(Dataset excerpts)
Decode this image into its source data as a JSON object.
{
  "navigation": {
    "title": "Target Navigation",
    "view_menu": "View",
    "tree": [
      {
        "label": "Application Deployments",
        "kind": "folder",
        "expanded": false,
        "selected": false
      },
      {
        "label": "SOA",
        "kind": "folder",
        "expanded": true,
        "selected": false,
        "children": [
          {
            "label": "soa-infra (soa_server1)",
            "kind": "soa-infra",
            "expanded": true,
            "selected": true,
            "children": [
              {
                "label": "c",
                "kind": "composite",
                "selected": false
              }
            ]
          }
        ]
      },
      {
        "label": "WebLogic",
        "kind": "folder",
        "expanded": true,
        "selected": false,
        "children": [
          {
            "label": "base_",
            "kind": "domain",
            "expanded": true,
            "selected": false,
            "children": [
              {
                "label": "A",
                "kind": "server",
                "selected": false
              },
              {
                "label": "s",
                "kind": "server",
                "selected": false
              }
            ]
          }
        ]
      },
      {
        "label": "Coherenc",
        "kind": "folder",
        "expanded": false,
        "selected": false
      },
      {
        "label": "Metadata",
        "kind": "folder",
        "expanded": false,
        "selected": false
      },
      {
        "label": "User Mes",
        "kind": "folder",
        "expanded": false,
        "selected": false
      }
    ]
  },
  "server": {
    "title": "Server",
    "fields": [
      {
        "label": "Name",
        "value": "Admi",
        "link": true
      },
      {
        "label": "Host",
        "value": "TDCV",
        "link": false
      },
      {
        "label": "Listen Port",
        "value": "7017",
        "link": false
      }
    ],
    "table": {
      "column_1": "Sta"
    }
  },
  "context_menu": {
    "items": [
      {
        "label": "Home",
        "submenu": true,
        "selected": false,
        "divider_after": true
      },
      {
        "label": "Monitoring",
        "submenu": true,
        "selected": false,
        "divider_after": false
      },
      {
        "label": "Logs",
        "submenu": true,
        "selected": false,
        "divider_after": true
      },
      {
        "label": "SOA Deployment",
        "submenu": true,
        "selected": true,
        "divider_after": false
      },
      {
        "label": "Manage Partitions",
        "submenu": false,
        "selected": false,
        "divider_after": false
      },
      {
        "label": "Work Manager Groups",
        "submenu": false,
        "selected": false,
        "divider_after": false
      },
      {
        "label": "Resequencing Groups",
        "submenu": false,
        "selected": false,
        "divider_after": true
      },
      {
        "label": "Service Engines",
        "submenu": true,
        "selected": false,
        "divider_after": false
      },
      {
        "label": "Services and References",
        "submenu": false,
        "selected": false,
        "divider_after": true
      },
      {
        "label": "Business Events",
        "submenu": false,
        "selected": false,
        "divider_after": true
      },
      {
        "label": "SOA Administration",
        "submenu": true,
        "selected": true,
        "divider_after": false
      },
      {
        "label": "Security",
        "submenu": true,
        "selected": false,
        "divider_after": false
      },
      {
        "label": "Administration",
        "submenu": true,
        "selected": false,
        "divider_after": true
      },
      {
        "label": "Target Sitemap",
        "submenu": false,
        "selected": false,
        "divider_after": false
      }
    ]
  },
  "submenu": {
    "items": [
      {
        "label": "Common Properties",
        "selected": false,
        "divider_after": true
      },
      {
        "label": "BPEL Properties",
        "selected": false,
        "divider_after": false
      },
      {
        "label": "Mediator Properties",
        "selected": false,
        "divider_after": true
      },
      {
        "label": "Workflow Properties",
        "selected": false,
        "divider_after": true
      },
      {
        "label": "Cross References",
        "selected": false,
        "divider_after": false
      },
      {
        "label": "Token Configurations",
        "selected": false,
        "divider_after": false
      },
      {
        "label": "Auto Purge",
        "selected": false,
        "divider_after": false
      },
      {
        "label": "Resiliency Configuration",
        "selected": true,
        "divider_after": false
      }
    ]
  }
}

▶ _JOB_
Transcribe the full listing above without leaving anything out.

▶ _EXERCISE RESPONSE_
Decode this image into its source data as a JSON object.
{
  "navigation": {
    "title": "Target Navigation",
    "view_menu": "View",
    "tree": [
      {
        "label": "Application Deployments",
        "kind": "folder",
        "expanded": false,
        "selected": false
      },
      {
        "label": "SOA",
        "kind": "folder",
        "expanded": true,
        "selected": false,
        "children": [
          {
            "label": "soa-infra (soa_server1)",
            "kind": "soa-infra",
            "expanded": true,
            "selected": true,
            "children": [
              {
                "label": "c",
                "kind": "composite",
                "selected": false
              }
            ]
          }
        ]
      },
      {
        "label": "WebLogic",
        "kind": "folder",
        "expanded": true,
        "selected": false,
        "children": [
          {
            "label": "base_",
            "kind": "domain",
            "expanded": true,
            "selected": false,
            "children": [
              {
                "label": "A",
                "kind": "server",
                "selected": false
              },
              {
                "label": "s",
                "kind": "server",
                "selected": false
              }
            ]
          }
        ]
      },
      {
        "label": "Coherenc",
        "kind": "folder",
        "expanded": false,
        "selected": false
      },
      {
        "label": "Metadata",
        "kind": "folder",
        "expanded": false,
        "selected": false
      },
      {
        "label": "User Mes",
        "kind": "folder",
        "expanded": false,
        "selected": false
      }
    ]
  },
  "server": {
    "title": "Server",
    "fields": [
      {
        "label": "Name",
        "value": "Admi",
        "link": true
      },
      {
        "label": "Host",
        "value": "TDCV",
        "link": false
      },
      {
        "label": "Listen Port",
        "value": "7017",
        "link": false
      }
    ],
    "table": {
      "column_1": "Sta"
    }
  },
  "context_menu": {
    "items": [
      {
        "label": "Home",
        "submenu": true,
        "selected": false,
        "divider_after": true
      },
      {
        "label": "Monitoring",
        "submenu": true,
        "selected": false,
        "divider_after": false
      },
      {
        "label": "Logs",
        "submenu": true,
        "selected": false,
        "divider_after": true
      },
      {
        "label": "SOA Deployment",
        "submenu": true,
        "selected": true,
        "divider_after": false
      },
      {
        "label": "Manage Partitions",
        "submenu": false,
        "selected": false,
        "divider_after": false
      },
      {
        "label": "Work Manager Groups",
        "submenu": false,
        "selected": false,
        "divider_after": false
      },
      {
        "label": "Resequencing Groups",
        "submenu": false,
        "selected": false,
        "divider_after": true
      },
      {
        "label": "Service Engines",
        "submenu": true,
        "selected": false,
        "divider_after": false
      },
      {
        "label": "Services and References",
        "submenu": false,
        "selected": false,
        "divider_after": true
      },
      {
        "label": "Business Events",
        "submenu": false,
        "selected": false,
        "divider_after": true
      },
      {
        "label": "SOA Administration",
        "submenu": true,
        "selected": true,
        "divider_after": false
      },
      {
        "label": "Security",
        "submenu": true,
        "selected": false,
        "divider_after": false
      },
      {
        "label": "Administration",
        "submenu": true,
        "selected": false,
        "divider_after": true
      },
      {
        "label": "Target Sitemap",
        "submenu": false,
        "selected": false,
        "divider_after": false
      }
    ]
  },
  "submenu": {
    "items": [
      {
        "label": "Common Properties",
        "selected": false,
        "divider_after": true
      },
      {
        "label": "BPEL Properties",
        "selected": false,
        "divider_after": false
      },
      {
        "label": "Mediator Properties",
        "selected": false,
        "divider_after": true
      },
      {
        "label": "Workflow Properties",
        "selected": false,
        "divider_after": true
      },
      {
        "label": "Cross References",
        "selected": false,
        "divider_after": false
      },
      {
        "label": "Token Configurations",
        "selected": false,
        "divider_after": false
      },
      {
        "label": "Auto Purge",
        "selected": false,
        "divider_after": false
      },
      {
        "label": "Resiliency Configuration",
        "selected": true,
        "divider_after": false
      }
    ]
  }
}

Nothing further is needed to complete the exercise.